Data entries =>
*****

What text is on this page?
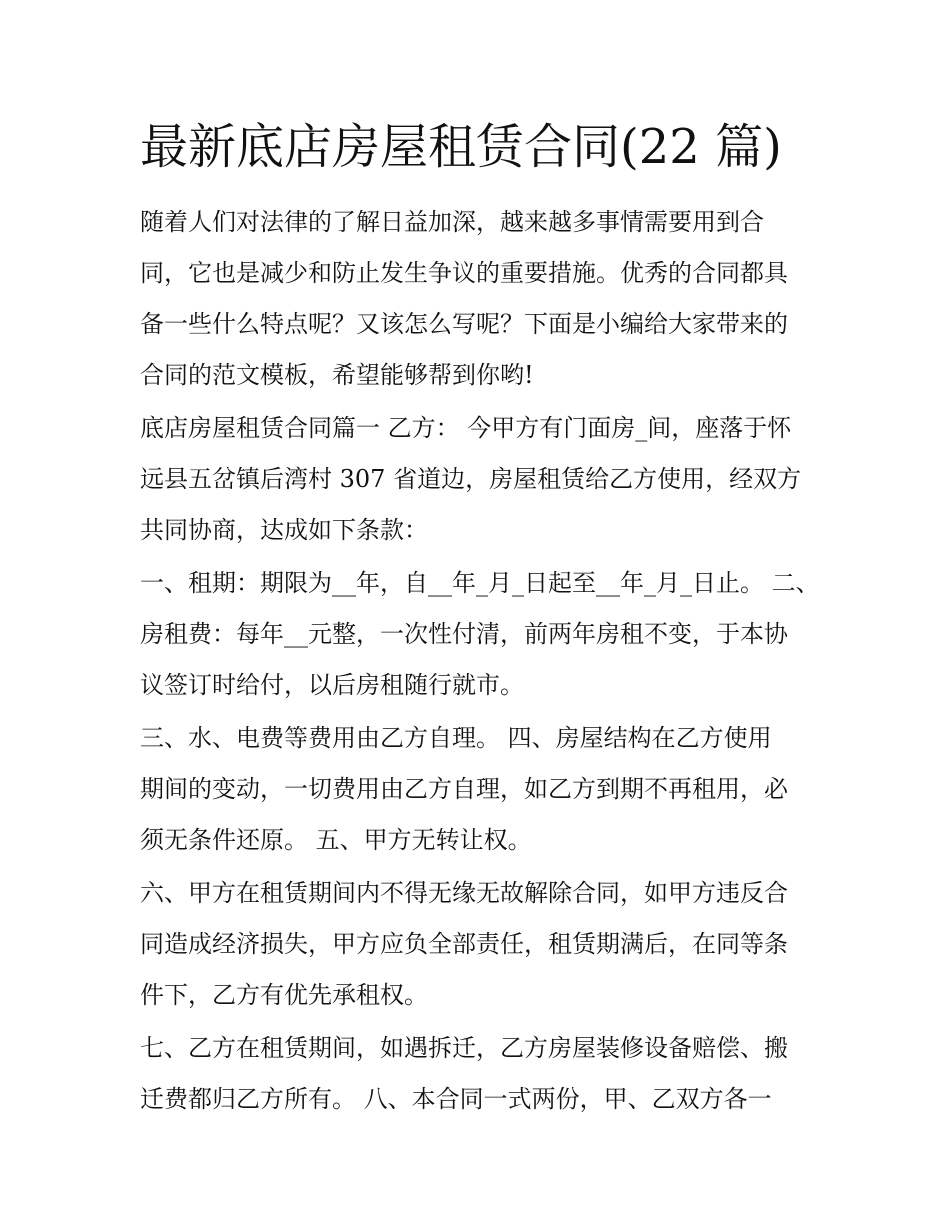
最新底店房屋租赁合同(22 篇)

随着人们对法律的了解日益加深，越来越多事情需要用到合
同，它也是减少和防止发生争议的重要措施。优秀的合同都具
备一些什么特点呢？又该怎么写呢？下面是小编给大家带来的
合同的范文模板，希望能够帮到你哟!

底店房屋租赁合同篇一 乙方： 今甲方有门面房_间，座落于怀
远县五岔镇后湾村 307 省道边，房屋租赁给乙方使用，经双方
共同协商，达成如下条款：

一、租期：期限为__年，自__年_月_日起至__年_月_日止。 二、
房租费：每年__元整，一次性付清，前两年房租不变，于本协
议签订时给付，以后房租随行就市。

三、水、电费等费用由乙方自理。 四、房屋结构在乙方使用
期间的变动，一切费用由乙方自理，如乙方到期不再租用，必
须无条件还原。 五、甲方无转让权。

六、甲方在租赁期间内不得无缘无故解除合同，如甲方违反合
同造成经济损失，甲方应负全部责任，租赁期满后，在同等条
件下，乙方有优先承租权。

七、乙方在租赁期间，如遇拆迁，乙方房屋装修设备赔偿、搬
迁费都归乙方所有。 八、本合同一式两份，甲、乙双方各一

*****

Aim of the task => All of the entries need to be transcribed word for word; pictures are left out.

Correct output =>
What text is on this page?
最新底店房屋租赁合同(22 篇)

随着人们对法律的了解日益加深，越来越多事情需要用到合
同，它也是减少和防止发生争议的重要措施。优秀的合同都具
备一些什么特点呢？又该怎么写呢？下面是小编给大家带来的
合同的范文模板，希望能够帮到你哟!

底店房屋租赁合同篇一 乙方： 今甲方有门面房_间，座落于怀
远县五岔镇后湾村 307 省道边，房屋租赁给乙方使用，经双方
共同协商，达成如下条款：

一、租期：期限为__年，自__年_月_日起至__年_月_日止。 二、
房租费：每年__元整，一次性付清，前两年房租不变，于本协
议签订时给付，以后房租随行就市。

三、水、电费等费用由乙方自理。 四、房屋结构在乙方使用
期间的变动，一切费用由乙方自理，如乙方到期不再租用，必
须无条件还原。 五、甲方无转让权。

六、甲方在租赁期间内不得无缘无故解除合同，如甲方违反合
同造成经济损失，甲方应负全部责任，租赁期满后，在同等条
件下，乙方有优先承租权。

七、乙方在租赁期间，如遇拆迁，乙方房屋装修设备赔偿、搬
迁费都归乙方所有。 八、本合同一式两份，甲、乙双方各一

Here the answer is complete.